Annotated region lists

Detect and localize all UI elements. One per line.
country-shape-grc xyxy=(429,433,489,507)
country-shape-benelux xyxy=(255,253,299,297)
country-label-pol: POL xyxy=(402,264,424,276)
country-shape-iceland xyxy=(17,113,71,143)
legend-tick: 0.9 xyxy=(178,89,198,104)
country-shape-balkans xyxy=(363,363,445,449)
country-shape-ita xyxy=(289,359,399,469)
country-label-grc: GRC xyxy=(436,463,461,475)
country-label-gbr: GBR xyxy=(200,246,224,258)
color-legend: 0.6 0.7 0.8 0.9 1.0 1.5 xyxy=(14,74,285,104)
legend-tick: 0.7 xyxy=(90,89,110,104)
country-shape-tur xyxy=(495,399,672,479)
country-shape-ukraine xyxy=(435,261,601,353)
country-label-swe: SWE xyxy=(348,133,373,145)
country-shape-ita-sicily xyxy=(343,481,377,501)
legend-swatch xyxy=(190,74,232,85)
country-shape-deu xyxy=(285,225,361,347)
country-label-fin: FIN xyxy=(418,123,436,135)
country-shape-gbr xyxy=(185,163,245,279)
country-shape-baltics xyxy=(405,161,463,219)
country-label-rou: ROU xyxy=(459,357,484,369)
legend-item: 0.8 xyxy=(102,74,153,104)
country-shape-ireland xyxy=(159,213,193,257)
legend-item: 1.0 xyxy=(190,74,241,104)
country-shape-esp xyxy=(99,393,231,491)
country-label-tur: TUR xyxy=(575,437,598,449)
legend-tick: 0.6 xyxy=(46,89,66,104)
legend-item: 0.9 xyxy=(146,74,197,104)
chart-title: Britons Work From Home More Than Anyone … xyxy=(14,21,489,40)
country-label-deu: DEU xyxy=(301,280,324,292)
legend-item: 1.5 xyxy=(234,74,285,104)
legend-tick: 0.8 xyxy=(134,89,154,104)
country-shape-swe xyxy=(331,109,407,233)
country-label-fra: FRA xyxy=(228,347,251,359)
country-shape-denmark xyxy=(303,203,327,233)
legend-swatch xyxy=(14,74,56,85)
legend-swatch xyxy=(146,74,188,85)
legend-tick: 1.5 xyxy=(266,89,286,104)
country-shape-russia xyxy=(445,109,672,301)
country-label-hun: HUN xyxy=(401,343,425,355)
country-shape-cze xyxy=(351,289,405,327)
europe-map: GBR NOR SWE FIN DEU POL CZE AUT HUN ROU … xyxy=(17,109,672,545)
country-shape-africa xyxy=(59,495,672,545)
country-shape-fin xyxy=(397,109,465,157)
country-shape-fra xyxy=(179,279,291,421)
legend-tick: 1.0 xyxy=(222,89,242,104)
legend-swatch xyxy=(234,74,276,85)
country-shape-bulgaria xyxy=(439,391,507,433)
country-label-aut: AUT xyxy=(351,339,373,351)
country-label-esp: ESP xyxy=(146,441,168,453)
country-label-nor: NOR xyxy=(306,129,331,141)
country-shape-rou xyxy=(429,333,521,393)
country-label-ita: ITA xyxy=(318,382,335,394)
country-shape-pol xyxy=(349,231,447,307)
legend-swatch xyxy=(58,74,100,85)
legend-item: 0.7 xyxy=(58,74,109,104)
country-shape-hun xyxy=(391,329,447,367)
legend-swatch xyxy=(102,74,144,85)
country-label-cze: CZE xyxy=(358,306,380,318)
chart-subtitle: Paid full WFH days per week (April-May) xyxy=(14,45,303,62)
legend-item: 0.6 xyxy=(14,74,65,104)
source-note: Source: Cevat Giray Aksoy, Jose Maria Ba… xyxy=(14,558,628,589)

▸ WORK REQUIRED
Extract every line of the material above and reproduce each one unchanged.

▸ RESULT OF THIS TASK
Detect and localize all UI elements. One per line.
country-shape-grc xyxy=(429,433,489,507)
country-shape-benelux xyxy=(255,253,299,297)
country-label-pol: POL xyxy=(402,264,424,276)
country-shape-iceland xyxy=(17,113,71,143)
legend-tick: 0.9 xyxy=(178,89,198,104)
country-shape-balkans xyxy=(363,363,445,449)
country-shape-ita xyxy=(289,359,399,469)
country-label-grc: GRC xyxy=(436,463,461,475)
country-label-gbr: GBR xyxy=(200,246,224,258)
color-legend: 0.6 0.7 0.8 0.9 1.0 1.5 xyxy=(14,74,285,104)
legend-tick: 0.7 xyxy=(90,89,110,104)
country-shape-tur xyxy=(495,399,672,479)
country-shape-ukraine xyxy=(435,261,601,353)
country-label-swe: SWE xyxy=(348,133,373,145)
country-shape-ita-sicily xyxy=(343,481,377,501)
legend-swatch xyxy=(190,74,232,85)
country-shape-deu xyxy=(285,225,361,347)
country-label-fin: FIN xyxy=(418,123,436,135)
country-shape-gbr xyxy=(185,163,245,279)
country-shape-baltics xyxy=(405,161,463,219)
country-label-rou: ROU xyxy=(459,357,484,369)
legend-item: 0.8 xyxy=(102,74,153,104)
country-shape-ireland xyxy=(159,213,193,257)
legend-item: 1.0 xyxy=(190,74,241,104)
country-shape-esp xyxy=(99,393,231,491)
country-label-tur: TUR xyxy=(575,437,598,449)
legend-tick: 0.6 xyxy=(46,89,66,104)
legend-item: 0.9 xyxy=(146,74,197,104)
chart-title: Britons Work From Home More Than Anyone … xyxy=(14,21,489,40)
country-label-deu: DEU xyxy=(301,280,324,292)
legend-item: 1.5 xyxy=(234,74,285,104)
legend-tick: 0.8 xyxy=(134,89,154,104)
country-shape-swe xyxy=(331,109,407,233)
country-label-fra: FRA xyxy=(228,347,251,359)
country-shape-denmark xyxy=(303,203,327,233)
legend-swatch xyxy=(14,74,56,85)
legend-swatch xyxy=(146,74,188,85)
legend-tick: 1.5 xyxy=(266,89,286,104)
country-shape-russia xyxy=(445,109,672,301)
country-label-hun: HUN xyxy=(401,343,425,355)
country-shape-cze xyxy=(351,289,405,327)
europe-map: GBR NOR SWE FIN DEU POL CZE AUT HUN ROU … xyxy=(17,109,672,545)
country-shape-africa xyxy=(59,495,672,545)
country-shape-fin xyxy=(397,109,465,157)
country-shape-fra xyxy=(179,279,291,421)
legend-tick: 1.0 xyxy=(222,89,242,104)
legend-swatch xyxy=(234,74,276,85)
country-shape-bulgaria xyxy=(439,391,507,433)
country-label-aut: AUT xyxy=(351,339,373,351)
country-label-esp: ESP xyxy=(146,441,168,453)
country-label-nor: NOR xyxy=(306,129,331,141)
country-shape-rou xyxy=(429,333,521,393)
country-label-ita: ITA xyxy=(318,382,335,394)
country-shape-pol xyxy=(349,231,447,307)
legend-swatch xyxy=(58,74,100,85)
legend-item: 0.7 xyxy=(58,74,109,104)
country-shape-hun xyxy=(391,329,447,367)
legend-swatch xyxy=(102,74,144,85)
country-label-cze: CZE xyxy=(358,306,380,318)
chart-subtitle: Paid full WFH days per week (April-May) xyxy=(14,45,303,62)
legend-item: 0.6 xyxy=(14,74,65,104)
source-note: Source: Cevat Giray Aksoy, Jose Maria Ba… xyxy=(14,558,628,589)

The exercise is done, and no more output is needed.